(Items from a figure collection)

########################################

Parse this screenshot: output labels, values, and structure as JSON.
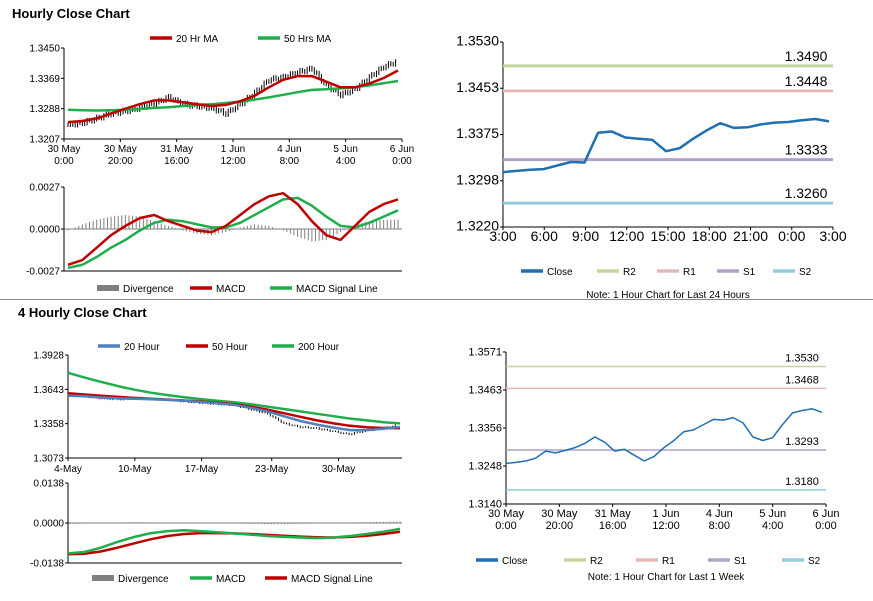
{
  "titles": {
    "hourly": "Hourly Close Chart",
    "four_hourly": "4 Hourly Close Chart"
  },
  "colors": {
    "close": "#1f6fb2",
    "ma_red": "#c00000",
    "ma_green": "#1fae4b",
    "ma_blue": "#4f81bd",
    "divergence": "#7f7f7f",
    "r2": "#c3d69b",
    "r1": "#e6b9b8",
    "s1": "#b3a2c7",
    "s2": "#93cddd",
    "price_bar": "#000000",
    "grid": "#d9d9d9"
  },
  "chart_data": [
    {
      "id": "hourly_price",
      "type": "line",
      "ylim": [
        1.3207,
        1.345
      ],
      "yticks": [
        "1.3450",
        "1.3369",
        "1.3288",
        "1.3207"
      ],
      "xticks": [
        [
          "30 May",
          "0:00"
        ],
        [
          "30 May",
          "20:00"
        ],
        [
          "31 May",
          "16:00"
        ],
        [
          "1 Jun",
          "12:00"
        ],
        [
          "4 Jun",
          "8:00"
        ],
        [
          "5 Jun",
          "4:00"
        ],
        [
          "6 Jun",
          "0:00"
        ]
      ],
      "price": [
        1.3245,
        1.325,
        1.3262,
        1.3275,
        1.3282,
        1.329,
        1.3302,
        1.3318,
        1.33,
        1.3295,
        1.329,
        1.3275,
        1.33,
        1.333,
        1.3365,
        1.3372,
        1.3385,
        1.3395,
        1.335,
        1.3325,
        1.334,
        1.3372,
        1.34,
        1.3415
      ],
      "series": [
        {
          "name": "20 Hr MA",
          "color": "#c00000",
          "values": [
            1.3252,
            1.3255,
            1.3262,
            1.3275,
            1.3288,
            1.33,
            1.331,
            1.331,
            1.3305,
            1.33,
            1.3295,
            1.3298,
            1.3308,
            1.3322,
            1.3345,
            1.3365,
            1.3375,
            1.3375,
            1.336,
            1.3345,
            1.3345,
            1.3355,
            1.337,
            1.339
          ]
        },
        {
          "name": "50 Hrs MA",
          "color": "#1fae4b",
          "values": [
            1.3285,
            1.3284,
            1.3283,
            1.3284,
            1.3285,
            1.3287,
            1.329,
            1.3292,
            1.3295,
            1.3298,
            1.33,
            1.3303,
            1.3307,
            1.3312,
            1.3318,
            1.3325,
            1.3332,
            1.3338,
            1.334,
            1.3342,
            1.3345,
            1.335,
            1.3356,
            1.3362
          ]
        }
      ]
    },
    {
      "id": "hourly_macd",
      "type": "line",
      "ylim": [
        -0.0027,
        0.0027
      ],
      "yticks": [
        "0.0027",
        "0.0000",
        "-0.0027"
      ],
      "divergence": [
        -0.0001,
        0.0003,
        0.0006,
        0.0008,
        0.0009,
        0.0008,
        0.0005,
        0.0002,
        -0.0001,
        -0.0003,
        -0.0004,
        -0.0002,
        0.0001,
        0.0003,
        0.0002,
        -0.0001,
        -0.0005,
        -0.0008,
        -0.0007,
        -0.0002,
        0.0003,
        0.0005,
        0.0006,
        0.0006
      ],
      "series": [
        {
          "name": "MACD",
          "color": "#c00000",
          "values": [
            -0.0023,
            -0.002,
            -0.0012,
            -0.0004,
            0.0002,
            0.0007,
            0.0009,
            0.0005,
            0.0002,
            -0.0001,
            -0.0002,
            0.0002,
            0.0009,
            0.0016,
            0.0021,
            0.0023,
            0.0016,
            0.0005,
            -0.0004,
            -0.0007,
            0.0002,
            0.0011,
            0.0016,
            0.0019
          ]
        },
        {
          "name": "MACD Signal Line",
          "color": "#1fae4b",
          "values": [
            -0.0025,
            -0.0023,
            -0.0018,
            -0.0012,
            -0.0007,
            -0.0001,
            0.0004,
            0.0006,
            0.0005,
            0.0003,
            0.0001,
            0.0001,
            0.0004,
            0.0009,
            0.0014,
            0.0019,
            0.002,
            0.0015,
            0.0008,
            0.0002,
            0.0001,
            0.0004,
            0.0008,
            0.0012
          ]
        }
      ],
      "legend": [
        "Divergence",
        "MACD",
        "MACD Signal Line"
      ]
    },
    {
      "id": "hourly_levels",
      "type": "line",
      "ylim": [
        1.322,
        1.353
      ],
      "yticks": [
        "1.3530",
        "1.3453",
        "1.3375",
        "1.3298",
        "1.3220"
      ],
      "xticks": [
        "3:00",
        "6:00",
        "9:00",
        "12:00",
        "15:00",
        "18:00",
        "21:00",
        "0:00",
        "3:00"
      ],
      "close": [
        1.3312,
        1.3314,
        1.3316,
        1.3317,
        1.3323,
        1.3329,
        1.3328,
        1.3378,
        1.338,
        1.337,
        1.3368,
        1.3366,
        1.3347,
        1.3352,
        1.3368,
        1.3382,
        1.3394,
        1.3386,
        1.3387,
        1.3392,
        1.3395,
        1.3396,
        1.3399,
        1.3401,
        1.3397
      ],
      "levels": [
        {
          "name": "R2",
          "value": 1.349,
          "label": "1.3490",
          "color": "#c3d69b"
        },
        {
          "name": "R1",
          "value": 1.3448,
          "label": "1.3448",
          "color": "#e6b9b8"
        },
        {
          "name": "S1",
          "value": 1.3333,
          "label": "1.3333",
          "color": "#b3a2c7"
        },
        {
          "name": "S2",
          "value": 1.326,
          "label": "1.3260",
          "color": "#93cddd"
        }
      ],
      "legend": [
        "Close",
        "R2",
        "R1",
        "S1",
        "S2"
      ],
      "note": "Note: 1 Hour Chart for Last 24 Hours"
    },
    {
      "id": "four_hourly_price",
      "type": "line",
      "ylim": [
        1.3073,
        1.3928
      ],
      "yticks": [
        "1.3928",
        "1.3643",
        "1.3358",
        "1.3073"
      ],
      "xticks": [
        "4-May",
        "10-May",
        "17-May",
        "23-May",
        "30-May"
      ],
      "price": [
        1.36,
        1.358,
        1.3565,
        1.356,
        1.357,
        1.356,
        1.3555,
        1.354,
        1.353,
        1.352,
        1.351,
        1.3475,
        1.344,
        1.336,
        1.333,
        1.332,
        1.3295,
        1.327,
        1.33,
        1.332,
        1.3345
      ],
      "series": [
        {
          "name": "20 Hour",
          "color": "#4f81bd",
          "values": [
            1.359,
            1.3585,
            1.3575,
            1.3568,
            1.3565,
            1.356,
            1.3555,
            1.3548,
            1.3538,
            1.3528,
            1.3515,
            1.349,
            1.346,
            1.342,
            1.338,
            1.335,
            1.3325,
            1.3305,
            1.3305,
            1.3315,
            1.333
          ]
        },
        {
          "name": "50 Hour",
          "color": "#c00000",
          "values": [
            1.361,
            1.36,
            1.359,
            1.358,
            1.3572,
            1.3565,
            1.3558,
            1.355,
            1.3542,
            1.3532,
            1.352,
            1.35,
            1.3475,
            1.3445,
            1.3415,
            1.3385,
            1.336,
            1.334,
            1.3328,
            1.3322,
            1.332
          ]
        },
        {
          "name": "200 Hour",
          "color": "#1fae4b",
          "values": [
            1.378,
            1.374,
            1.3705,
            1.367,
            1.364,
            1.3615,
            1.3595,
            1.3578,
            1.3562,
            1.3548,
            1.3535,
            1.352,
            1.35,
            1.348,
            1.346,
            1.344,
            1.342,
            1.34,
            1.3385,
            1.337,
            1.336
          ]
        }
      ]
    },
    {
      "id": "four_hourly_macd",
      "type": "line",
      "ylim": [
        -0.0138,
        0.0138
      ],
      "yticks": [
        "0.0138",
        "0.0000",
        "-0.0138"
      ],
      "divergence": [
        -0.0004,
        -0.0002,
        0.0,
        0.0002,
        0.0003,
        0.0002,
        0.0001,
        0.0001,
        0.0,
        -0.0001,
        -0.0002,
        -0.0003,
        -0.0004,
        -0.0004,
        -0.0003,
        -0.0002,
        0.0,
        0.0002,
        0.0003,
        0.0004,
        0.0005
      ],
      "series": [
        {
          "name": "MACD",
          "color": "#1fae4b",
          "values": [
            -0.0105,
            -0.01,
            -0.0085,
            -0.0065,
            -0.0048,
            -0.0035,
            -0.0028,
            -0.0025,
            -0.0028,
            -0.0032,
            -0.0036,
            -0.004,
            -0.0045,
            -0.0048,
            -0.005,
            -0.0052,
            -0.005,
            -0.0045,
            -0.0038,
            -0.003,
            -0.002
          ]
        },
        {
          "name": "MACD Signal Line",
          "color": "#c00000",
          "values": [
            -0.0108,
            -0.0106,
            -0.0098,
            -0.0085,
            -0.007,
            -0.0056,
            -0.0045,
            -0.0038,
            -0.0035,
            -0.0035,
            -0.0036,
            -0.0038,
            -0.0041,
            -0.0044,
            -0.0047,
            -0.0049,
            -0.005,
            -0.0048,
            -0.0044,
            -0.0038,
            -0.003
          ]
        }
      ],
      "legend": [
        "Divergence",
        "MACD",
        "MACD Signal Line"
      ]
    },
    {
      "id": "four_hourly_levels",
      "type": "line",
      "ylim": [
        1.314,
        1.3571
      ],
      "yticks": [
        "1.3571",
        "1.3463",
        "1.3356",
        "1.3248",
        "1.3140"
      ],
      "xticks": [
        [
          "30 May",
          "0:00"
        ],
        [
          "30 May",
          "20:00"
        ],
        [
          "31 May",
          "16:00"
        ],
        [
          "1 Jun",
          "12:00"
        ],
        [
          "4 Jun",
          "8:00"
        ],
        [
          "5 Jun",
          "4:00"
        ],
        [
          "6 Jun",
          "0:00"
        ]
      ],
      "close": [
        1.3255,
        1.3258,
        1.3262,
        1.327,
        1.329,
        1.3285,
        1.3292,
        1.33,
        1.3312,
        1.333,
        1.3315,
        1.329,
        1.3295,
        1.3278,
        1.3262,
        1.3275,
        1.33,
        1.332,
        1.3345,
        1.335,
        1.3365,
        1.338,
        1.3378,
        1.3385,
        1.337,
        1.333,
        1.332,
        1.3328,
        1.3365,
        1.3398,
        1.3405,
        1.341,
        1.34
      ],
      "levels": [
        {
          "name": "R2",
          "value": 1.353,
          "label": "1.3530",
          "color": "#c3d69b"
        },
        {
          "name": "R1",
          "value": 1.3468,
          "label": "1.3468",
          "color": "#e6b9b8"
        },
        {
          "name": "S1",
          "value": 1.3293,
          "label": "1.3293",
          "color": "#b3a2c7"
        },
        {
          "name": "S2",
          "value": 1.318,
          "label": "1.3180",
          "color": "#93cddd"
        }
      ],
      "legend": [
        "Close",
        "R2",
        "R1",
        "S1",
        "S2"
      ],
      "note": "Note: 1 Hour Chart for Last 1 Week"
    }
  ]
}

########################################

List every line from the entries above in which "Note" appears.

[Reply to the exercise]:
      "note": "Note: 1 Hour Chart for Last 24 Hours"
      "note": "Note: 1 Hour Chart for Last 1 Week"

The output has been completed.